▶ _The exercise_
Copy out all the lines where "PANCYPRIAN" shows up.

━━━ Material for the task ━━━

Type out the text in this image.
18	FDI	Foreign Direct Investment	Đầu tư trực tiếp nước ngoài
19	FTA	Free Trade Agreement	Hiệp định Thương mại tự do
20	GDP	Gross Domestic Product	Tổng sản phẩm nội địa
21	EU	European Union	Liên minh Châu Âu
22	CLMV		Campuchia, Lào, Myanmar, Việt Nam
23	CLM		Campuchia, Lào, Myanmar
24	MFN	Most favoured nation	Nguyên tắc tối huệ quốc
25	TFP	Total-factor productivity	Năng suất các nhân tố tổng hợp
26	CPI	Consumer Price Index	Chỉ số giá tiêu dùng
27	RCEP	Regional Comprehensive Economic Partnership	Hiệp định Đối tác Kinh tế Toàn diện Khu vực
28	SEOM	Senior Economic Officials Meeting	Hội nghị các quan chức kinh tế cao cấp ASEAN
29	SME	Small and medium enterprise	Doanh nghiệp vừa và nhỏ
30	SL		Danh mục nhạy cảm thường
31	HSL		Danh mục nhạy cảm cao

━━━
━━━ Material for the task ━━━

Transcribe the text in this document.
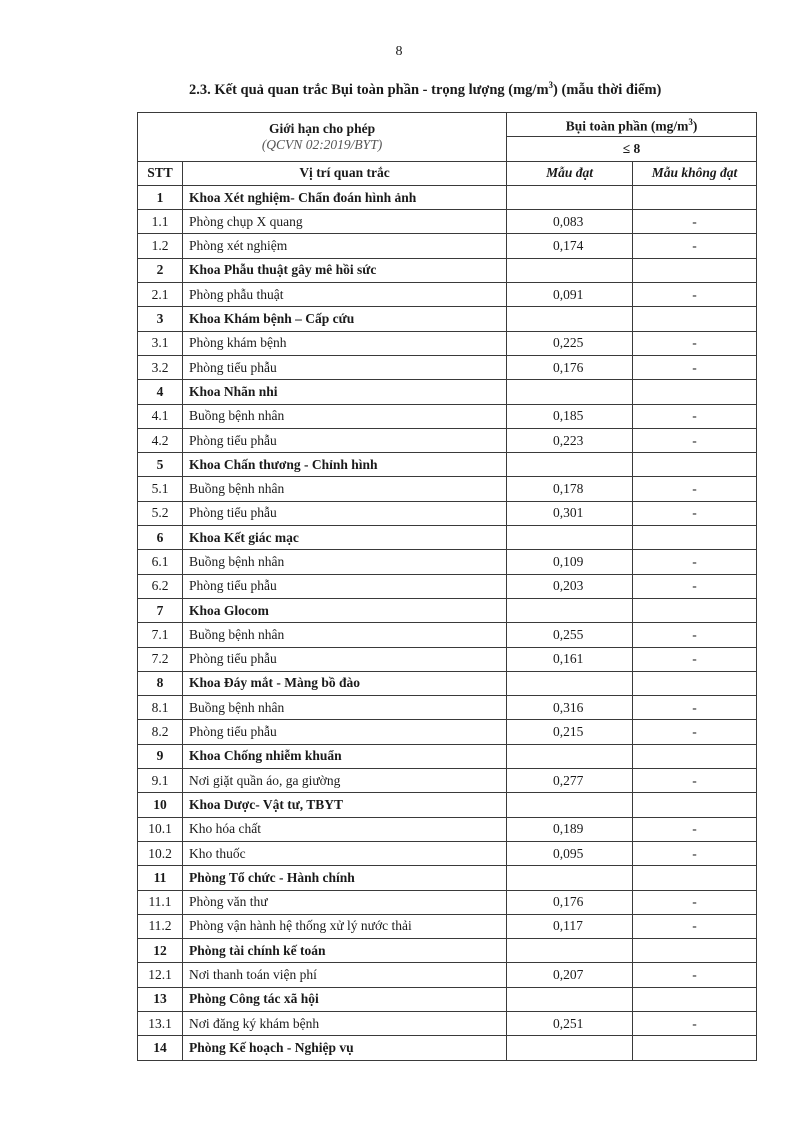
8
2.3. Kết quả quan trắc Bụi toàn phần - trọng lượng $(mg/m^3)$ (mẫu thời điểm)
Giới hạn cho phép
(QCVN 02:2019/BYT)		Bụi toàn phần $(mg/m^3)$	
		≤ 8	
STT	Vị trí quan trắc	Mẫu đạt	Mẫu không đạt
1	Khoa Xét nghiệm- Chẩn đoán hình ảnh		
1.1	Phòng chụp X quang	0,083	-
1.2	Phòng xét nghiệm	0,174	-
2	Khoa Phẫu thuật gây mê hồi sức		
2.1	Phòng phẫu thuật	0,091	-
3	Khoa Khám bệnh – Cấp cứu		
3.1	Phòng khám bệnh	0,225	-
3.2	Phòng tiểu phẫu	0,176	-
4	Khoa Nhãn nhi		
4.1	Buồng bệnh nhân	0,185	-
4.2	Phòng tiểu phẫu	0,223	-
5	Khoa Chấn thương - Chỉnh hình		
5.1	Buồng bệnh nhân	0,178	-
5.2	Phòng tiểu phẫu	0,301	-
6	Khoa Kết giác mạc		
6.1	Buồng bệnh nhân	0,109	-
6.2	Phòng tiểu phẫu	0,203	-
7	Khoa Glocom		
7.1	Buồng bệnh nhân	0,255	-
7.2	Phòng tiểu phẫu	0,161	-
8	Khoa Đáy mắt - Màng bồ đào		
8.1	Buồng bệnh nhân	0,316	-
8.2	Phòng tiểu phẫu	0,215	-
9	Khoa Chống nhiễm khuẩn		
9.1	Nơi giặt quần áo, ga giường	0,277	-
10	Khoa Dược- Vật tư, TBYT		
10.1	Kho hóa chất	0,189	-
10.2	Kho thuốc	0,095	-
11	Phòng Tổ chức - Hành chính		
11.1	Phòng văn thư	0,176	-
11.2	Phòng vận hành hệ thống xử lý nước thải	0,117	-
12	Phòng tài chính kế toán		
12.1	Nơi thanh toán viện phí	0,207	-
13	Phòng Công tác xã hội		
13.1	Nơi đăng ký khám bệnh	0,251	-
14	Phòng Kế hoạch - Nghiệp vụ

━━━
━━━ Material for the task ━━━

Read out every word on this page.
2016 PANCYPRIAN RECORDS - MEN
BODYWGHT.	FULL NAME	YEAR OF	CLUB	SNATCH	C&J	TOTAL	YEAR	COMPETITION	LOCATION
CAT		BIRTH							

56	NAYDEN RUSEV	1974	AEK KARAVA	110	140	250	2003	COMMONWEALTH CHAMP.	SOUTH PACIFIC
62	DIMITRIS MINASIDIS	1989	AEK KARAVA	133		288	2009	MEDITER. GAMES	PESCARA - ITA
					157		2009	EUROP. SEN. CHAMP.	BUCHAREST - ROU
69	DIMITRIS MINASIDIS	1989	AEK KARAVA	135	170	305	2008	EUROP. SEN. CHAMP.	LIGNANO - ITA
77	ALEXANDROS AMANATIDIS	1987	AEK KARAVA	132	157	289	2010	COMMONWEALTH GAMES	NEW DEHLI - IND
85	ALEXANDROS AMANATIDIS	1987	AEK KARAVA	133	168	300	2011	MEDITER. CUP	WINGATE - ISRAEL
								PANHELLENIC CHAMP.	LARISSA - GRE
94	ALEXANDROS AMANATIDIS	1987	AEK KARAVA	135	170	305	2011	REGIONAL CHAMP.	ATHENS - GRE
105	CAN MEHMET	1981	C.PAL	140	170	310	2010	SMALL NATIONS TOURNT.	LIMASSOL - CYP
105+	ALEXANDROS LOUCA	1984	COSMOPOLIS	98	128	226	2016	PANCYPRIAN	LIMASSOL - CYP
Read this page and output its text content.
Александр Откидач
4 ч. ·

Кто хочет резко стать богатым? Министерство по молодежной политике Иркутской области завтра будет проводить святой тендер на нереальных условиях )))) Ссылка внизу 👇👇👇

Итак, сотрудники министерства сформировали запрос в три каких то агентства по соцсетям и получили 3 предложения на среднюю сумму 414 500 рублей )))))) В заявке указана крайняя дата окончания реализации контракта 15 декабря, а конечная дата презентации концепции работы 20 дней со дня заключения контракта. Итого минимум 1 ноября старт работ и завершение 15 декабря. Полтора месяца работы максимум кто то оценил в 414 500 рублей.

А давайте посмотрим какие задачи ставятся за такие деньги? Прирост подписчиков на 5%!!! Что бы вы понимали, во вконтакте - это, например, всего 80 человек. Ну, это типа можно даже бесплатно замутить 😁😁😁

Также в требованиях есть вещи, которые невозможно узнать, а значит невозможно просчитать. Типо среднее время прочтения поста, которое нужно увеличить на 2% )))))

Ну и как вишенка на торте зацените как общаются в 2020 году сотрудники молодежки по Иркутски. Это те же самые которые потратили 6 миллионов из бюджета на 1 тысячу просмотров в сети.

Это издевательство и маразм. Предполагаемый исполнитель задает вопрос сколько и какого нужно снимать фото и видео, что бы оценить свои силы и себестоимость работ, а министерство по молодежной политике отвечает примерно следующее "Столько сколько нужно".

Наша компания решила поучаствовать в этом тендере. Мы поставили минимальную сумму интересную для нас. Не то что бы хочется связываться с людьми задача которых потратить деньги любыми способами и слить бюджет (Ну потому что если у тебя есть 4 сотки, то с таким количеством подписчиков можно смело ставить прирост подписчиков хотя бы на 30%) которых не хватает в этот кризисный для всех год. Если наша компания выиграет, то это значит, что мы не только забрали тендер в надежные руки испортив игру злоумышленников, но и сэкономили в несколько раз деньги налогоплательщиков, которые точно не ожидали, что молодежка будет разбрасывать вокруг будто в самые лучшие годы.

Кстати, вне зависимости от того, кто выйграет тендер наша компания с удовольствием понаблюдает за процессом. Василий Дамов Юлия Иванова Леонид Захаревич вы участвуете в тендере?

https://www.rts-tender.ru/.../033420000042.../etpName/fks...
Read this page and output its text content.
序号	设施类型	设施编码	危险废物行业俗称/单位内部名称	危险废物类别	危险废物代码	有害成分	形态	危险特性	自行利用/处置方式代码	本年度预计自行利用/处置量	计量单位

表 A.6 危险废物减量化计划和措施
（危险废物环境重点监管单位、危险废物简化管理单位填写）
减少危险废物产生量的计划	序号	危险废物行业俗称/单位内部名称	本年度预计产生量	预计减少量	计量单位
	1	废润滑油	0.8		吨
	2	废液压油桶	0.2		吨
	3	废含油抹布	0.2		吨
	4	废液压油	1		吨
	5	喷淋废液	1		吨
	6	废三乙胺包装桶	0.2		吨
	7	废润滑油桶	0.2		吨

━━━

▶ _Correct response_
2016 PANCYPRIAN RECORDS - MEN
105+	ALEXANDROS LOUCA	1984	COSMOPOLIS	98	128	226	2016	PANCYPRIAN	LIMASSOL - CYP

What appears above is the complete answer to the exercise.